Goal:
Provide a single number: the count of lines containing the string "خانقاه".
* begin *
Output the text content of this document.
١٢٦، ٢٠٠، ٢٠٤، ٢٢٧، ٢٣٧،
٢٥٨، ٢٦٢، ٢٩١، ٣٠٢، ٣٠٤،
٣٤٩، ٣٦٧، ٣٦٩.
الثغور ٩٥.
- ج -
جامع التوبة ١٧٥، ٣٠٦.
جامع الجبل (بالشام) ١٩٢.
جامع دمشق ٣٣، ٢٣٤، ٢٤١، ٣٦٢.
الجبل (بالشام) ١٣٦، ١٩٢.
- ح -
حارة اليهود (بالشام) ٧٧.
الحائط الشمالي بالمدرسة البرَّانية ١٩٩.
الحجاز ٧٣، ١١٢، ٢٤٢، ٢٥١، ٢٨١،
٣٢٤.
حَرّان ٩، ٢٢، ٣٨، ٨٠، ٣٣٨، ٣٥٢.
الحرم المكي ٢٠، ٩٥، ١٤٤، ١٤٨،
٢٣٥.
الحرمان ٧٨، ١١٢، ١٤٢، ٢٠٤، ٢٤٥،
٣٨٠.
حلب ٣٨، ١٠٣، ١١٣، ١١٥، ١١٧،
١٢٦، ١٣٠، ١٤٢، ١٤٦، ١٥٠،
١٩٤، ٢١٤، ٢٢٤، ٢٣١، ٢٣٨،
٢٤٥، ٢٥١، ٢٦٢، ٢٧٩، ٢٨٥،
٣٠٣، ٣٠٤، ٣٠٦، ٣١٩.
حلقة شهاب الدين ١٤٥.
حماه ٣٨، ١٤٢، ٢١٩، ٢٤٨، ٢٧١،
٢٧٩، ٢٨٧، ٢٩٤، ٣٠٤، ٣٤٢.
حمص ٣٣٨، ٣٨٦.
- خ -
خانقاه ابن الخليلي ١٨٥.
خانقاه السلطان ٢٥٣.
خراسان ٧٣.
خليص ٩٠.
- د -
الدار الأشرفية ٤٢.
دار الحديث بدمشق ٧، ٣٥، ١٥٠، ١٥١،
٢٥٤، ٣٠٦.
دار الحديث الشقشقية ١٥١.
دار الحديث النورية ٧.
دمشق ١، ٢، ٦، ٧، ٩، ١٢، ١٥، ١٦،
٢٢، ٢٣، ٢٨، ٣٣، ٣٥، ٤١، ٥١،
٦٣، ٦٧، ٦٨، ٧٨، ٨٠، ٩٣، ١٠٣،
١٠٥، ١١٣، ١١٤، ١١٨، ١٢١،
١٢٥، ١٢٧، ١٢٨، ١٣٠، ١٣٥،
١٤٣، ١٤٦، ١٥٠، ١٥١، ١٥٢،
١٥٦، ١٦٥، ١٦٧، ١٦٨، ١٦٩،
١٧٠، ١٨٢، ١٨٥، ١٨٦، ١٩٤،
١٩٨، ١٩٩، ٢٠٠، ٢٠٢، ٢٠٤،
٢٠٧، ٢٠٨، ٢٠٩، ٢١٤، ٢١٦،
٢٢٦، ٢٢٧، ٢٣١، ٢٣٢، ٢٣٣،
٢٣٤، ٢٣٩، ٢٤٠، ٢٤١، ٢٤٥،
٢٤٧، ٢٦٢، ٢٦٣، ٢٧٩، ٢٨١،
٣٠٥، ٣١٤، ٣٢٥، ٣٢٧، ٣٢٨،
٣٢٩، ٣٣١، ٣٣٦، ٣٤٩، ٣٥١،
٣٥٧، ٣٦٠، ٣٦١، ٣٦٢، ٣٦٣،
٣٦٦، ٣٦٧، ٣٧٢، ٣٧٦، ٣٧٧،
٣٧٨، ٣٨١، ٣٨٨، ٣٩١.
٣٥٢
* end *
Worked solution:
2